Below are the records; locate each line with the word "Client" and copy it.

── PROVIDED RECORDS ──

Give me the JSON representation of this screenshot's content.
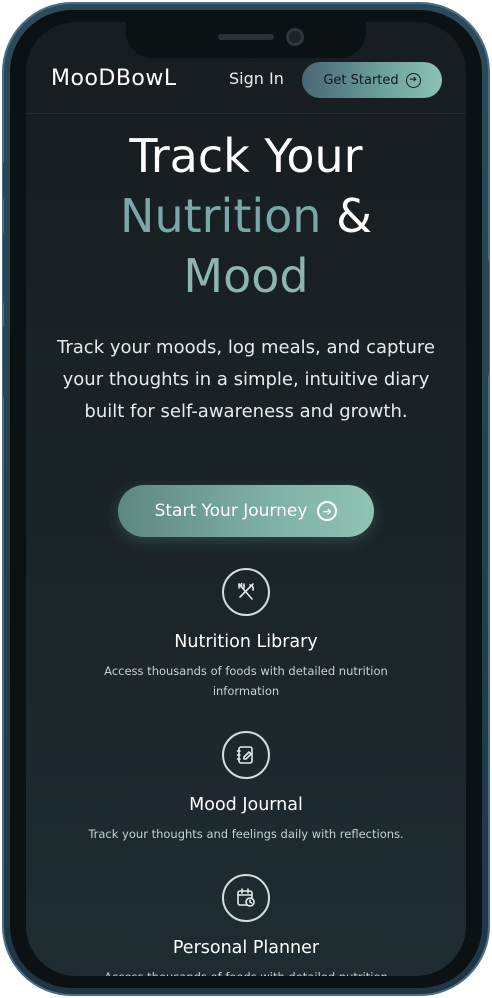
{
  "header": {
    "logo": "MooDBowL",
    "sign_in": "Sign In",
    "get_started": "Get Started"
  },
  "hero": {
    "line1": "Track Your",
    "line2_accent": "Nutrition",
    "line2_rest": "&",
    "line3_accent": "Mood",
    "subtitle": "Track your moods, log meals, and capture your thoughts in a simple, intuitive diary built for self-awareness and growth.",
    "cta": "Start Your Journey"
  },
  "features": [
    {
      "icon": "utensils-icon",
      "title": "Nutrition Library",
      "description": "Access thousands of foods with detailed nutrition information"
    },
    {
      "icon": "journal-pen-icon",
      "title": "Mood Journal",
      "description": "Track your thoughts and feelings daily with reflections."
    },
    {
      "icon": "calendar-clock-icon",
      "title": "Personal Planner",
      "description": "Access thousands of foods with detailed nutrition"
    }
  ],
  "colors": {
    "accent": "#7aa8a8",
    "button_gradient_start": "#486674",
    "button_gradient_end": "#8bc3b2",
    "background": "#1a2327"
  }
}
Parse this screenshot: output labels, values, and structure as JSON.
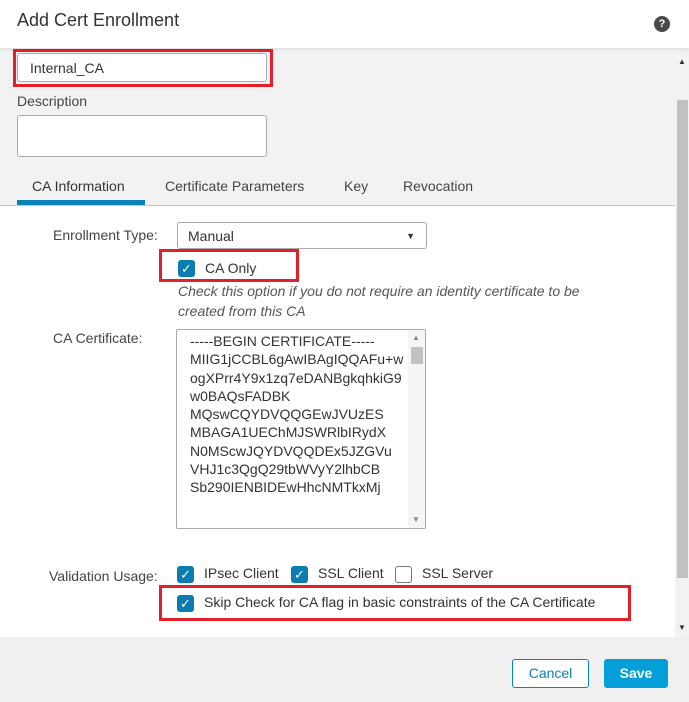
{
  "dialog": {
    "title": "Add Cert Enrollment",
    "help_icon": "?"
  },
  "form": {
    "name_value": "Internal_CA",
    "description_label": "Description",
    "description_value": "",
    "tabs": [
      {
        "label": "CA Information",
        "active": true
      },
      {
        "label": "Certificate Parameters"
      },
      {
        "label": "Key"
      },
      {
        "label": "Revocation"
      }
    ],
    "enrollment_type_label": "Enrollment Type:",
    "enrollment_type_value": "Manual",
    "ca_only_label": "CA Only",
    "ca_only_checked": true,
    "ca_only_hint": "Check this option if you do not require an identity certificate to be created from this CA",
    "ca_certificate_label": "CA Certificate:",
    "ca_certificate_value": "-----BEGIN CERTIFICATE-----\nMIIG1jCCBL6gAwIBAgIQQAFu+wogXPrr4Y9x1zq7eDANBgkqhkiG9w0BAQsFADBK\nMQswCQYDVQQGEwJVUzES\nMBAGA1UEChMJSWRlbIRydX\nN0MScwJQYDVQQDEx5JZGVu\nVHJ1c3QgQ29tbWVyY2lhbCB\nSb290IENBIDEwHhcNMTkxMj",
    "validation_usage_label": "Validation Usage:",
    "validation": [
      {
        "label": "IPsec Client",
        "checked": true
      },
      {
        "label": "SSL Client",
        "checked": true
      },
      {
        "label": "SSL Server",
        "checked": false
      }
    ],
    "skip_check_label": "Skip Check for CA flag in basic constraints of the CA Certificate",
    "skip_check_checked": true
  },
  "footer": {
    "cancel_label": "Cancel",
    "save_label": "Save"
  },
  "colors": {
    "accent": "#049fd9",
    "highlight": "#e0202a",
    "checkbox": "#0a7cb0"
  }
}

───
── PROVIDED RECORDS ──

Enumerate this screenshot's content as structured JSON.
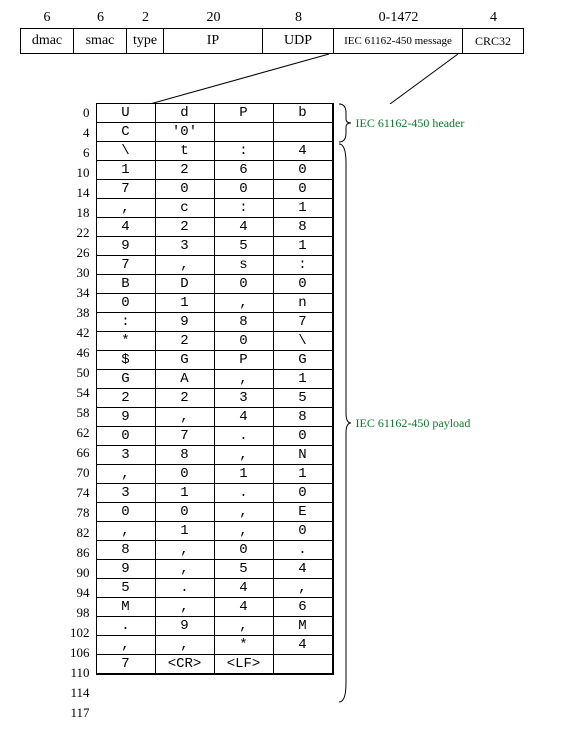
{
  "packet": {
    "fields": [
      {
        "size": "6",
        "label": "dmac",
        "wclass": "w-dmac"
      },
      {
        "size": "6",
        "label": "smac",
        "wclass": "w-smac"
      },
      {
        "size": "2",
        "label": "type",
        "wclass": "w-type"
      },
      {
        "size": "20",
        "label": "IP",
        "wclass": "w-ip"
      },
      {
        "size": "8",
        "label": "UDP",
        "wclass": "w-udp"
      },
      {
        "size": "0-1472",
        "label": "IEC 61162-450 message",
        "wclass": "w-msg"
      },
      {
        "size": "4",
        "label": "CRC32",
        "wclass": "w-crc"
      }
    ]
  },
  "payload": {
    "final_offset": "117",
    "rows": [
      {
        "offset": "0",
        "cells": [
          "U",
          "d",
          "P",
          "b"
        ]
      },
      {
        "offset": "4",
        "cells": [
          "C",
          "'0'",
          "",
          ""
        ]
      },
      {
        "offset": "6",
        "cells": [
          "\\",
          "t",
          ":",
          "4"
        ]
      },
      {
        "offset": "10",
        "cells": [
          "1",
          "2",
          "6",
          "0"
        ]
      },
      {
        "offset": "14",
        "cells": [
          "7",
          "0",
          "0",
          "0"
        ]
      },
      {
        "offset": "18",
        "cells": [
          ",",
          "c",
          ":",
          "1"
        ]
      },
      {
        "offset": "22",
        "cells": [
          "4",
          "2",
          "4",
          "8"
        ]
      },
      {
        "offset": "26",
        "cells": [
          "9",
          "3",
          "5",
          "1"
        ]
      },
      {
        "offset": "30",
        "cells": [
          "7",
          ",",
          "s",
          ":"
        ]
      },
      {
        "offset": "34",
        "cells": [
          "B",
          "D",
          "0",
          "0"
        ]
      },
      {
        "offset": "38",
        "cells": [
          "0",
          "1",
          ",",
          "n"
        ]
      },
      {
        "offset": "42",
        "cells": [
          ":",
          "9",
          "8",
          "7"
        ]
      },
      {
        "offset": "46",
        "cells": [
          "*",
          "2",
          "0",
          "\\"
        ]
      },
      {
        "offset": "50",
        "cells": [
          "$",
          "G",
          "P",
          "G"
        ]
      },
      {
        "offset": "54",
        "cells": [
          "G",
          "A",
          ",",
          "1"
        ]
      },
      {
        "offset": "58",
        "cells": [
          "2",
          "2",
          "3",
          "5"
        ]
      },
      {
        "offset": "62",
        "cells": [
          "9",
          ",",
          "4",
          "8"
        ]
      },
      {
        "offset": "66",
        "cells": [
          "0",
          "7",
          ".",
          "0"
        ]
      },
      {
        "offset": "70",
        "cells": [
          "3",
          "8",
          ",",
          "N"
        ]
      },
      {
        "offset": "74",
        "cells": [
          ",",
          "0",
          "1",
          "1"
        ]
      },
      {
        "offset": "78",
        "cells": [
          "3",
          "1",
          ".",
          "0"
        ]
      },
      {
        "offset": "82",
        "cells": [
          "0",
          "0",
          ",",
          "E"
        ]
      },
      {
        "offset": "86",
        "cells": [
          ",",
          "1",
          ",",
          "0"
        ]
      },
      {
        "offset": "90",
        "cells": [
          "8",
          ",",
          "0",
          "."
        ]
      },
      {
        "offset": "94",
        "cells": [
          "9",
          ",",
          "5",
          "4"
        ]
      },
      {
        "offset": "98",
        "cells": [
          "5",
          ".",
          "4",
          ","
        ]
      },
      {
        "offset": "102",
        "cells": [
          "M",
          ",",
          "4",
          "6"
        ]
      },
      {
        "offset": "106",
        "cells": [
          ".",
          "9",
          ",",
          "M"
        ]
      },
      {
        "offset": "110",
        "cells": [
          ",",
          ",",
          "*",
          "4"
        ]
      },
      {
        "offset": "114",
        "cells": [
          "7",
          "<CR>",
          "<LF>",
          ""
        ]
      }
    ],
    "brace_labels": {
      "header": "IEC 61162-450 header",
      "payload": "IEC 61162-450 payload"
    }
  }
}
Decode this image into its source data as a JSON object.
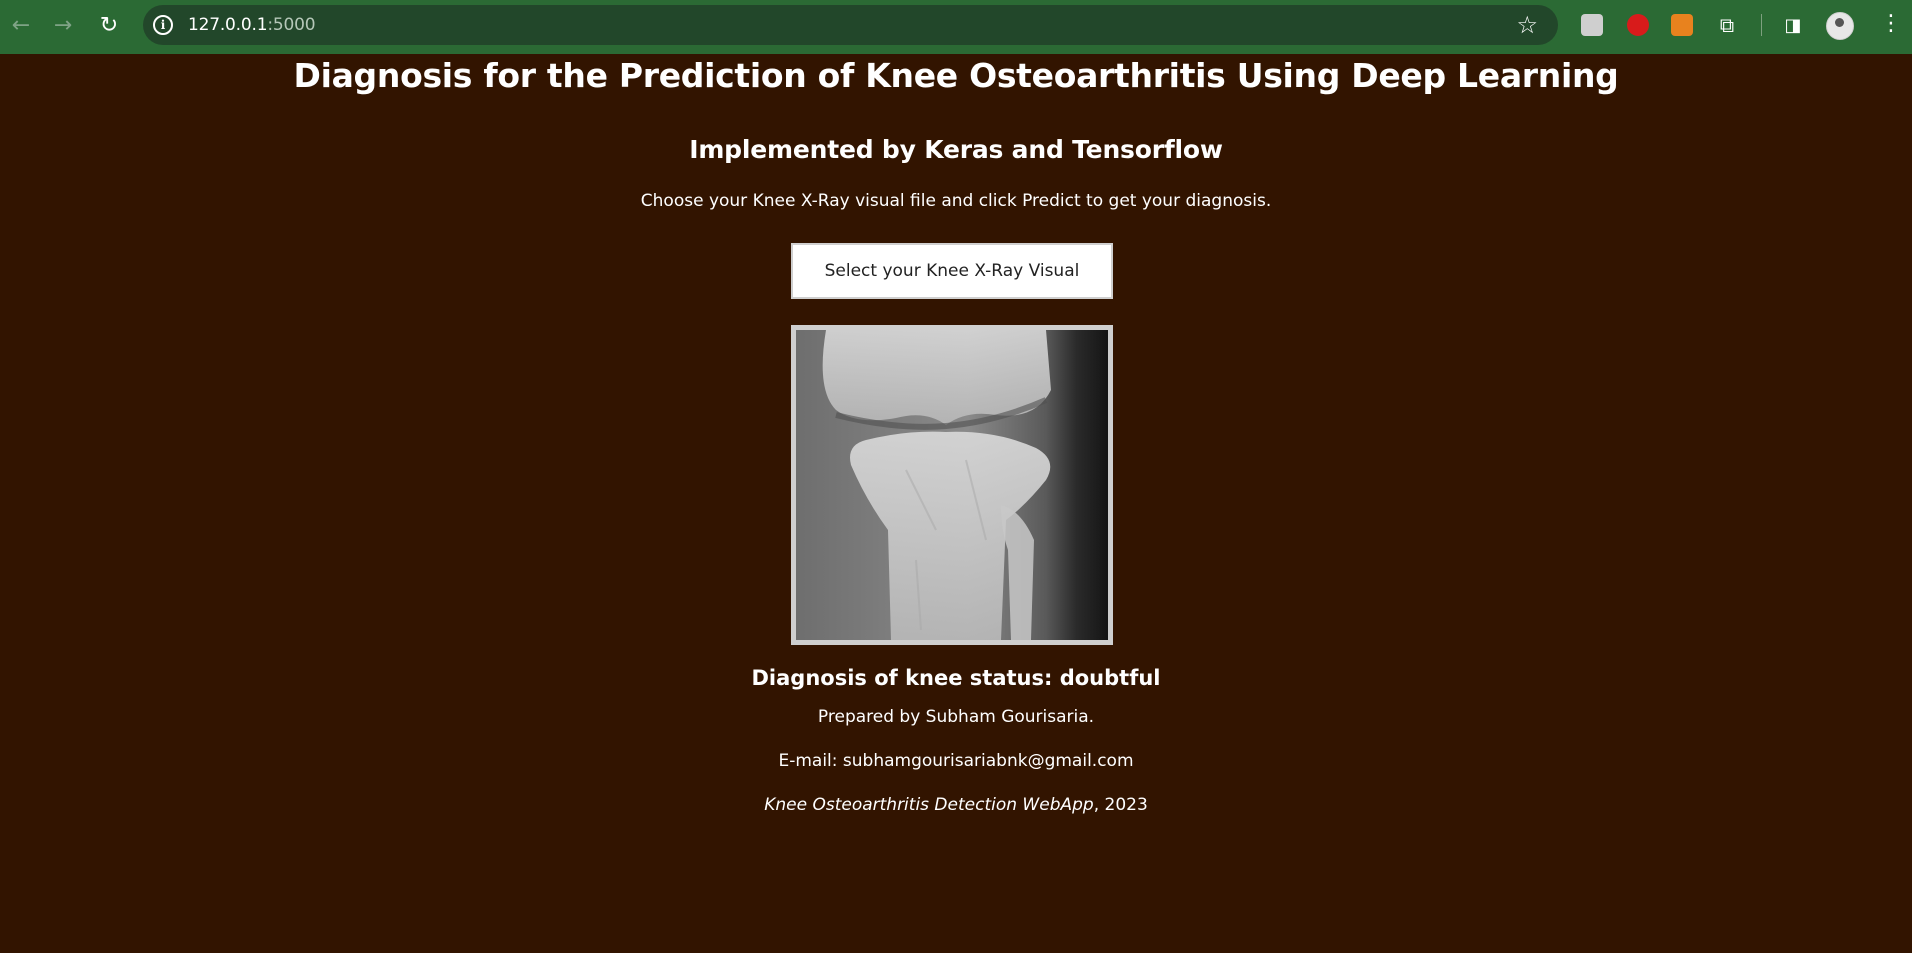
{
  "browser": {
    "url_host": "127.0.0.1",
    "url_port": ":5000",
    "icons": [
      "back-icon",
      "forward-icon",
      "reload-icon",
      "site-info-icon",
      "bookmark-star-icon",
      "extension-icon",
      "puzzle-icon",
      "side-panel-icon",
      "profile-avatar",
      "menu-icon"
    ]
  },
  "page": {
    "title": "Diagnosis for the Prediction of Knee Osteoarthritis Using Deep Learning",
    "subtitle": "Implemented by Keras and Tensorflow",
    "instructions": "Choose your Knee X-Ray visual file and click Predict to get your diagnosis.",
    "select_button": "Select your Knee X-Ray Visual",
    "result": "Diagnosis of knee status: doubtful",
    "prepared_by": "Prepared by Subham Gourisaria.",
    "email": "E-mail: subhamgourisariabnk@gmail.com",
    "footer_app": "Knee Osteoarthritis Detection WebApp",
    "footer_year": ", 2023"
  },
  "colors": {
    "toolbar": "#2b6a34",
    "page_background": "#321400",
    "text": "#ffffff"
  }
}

───
── PROVIDED RECORDS ──

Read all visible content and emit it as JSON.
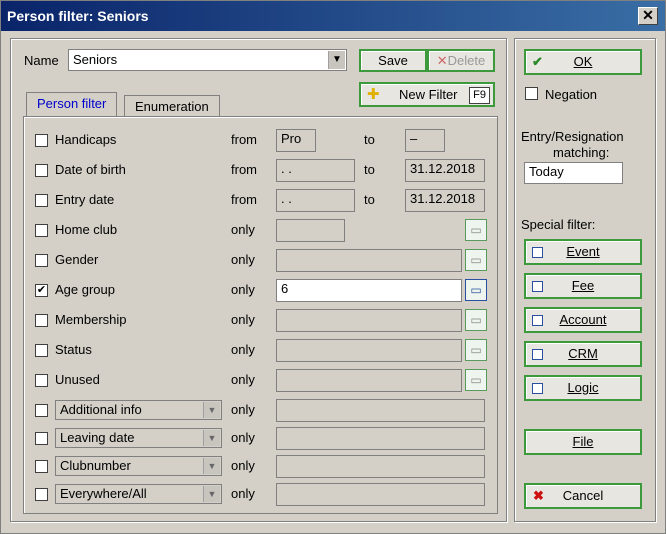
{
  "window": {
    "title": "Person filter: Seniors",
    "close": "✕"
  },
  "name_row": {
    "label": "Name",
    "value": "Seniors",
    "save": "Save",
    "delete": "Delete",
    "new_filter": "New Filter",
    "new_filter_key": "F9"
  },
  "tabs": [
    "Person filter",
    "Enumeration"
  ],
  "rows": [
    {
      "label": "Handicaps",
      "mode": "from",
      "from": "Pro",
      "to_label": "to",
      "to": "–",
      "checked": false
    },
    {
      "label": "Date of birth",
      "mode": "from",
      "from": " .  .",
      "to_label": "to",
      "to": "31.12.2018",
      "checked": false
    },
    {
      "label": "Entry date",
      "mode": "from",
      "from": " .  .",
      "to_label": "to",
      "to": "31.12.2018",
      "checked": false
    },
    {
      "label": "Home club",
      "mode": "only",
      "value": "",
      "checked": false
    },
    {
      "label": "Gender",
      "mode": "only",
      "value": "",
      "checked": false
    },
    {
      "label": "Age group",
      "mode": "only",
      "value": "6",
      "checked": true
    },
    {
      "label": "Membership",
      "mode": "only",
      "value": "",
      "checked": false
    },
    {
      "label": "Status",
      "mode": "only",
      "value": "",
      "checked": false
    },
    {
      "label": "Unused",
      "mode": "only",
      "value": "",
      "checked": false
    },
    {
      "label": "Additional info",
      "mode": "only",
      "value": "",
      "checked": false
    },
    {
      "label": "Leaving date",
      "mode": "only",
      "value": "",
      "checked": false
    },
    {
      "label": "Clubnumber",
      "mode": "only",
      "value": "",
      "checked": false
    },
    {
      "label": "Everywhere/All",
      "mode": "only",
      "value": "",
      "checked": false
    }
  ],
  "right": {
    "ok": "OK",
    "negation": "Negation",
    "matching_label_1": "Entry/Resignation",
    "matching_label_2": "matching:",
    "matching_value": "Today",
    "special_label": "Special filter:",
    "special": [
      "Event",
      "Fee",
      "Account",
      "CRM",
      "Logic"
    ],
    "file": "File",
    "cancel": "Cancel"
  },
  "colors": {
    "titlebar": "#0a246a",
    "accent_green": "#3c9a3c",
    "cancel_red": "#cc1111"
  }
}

───

▸ **CORRECT RESPONSE**:
        "label": "IPsec Client",
        "label": "SSL Client",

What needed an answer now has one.